Collected data
>> begin
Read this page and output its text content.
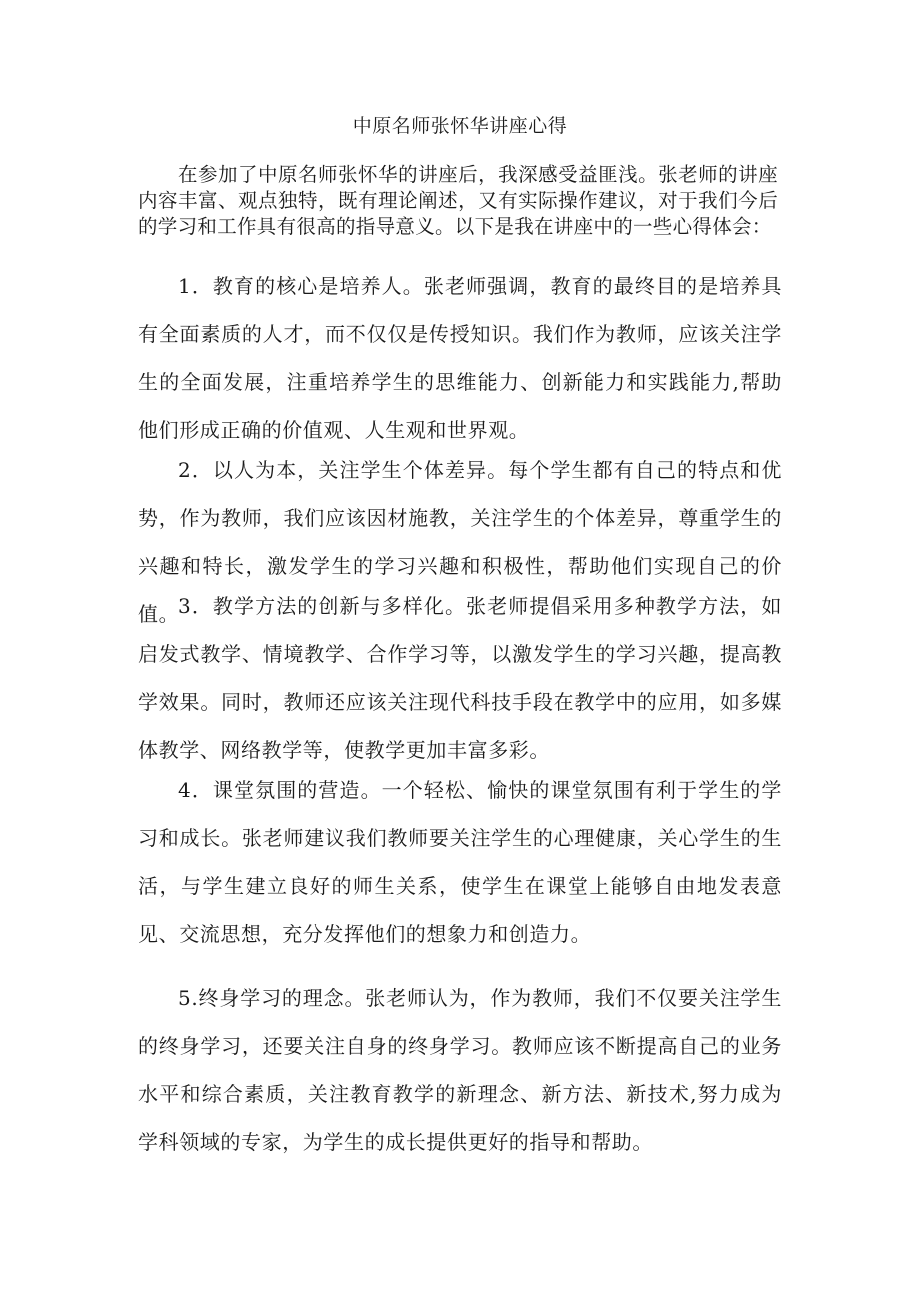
中原名师张怀华讲座心得

在参加了中原名师张怀华的讲座后，我深感受益匪浅。张老师的讲座内容丰富、观点独特，既有理论阐述，又有实际操作建议，对于我们今后的学习和工作具有很高的指导意义。以下是我在讲座中的一些心得体会：

1．教育的核心是培养人。张老师强调，教育的最终目的是培养具有全面素质的人才，而不仅仅是传授知识。我们作为教师，应该关注学生的全面发展，注重培养学生的思维能力、创新能力和实践能力,帮助他们形成正确的价值观、人生观和世界观。

2．以人为本，关注学生个体差异。每个学生都有自己的特点和优势，作为教师，我们应该因材施教，关注学生的个体差异，尊重学生的兴趣和特长，激发学生的学习兴趣和积极性，帮助他们实现自己的价值。

3．教学方法的创新与多样化。张老师提倡采用多种教学方法，如启发式教学、情境教学、合作学习等，以激发学生的学习兴趣，提高教学效果。同时，教师还应该关注现代科技手段在教学中的应用，如多媒体教学、网络教学等，使教学更加丰富多彩。

4．课堂氛围的营造。一个轻松、愉快的课堂氛围有利于学生的学习和成长。张老师建议我们教师要关注学生的心理健康，关心学生的生活，与学生建立良好的师生关系，使学生在课堂上能够自由地发表意见、交流思想，充分发挥他们的想象力和创造力。

5.终身学习的理念。张老师认为，作为教师，我们不仅要关注学生的终身学习，还要关注自身的终身学习。教师应该不断提高自己的业务水平和综合素质，关注教育教学的新理念、新方法、新技术,努力成为学科领域的专家，为学生的成长提供更好的指导和帮助。
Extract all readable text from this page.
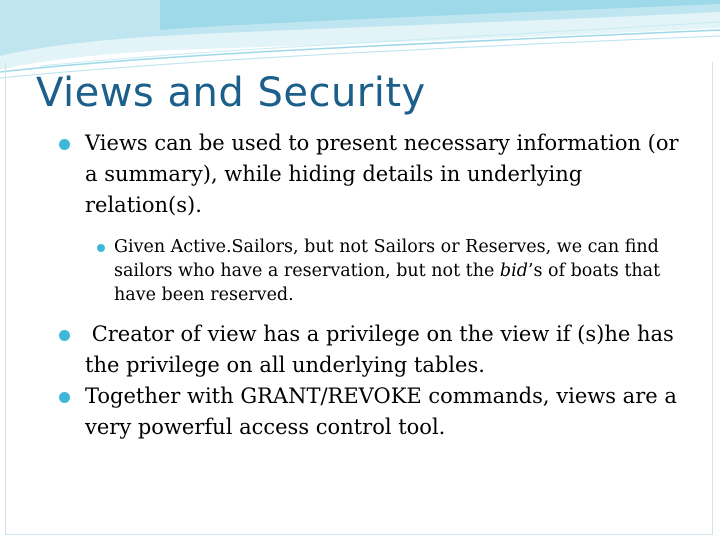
Views and Security
Views can be used to present necessary information (or a summary), while hiding details in underlying relation(s).
Given Active.Sailors, but not Sailors or Reserves, we can find sailors who have a reservation, but not the bid’s of boats that have been reserved.
Creator of view has a privilege on the view if (s)he has the privilege on all underlying tables.
Together with GRANT/REVOKE commands, views are a very powerful access control tool.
>> end
Work instructions: Output verbatim the lines beginning at the line with "Extract all readable text from this page." and ending at the last line of the material above, inclusive. Do not carry over any pictures.

Exercise answer:
Extract all readable text from this page.
Views and Security
Views can be used to present necessary information (or a summary), while hiding details in underlying relation(s).
Given Active.Sailors, but not Sailors or Reserves, we can find sailors who have a reservation, but not the bid’s of boats that have been reserved.
Creator of view has a privilege on the view if (s)he has the privilege on all underlying tables.
Together with GRANT/REVOKE commands, views are a very powerful access control tool.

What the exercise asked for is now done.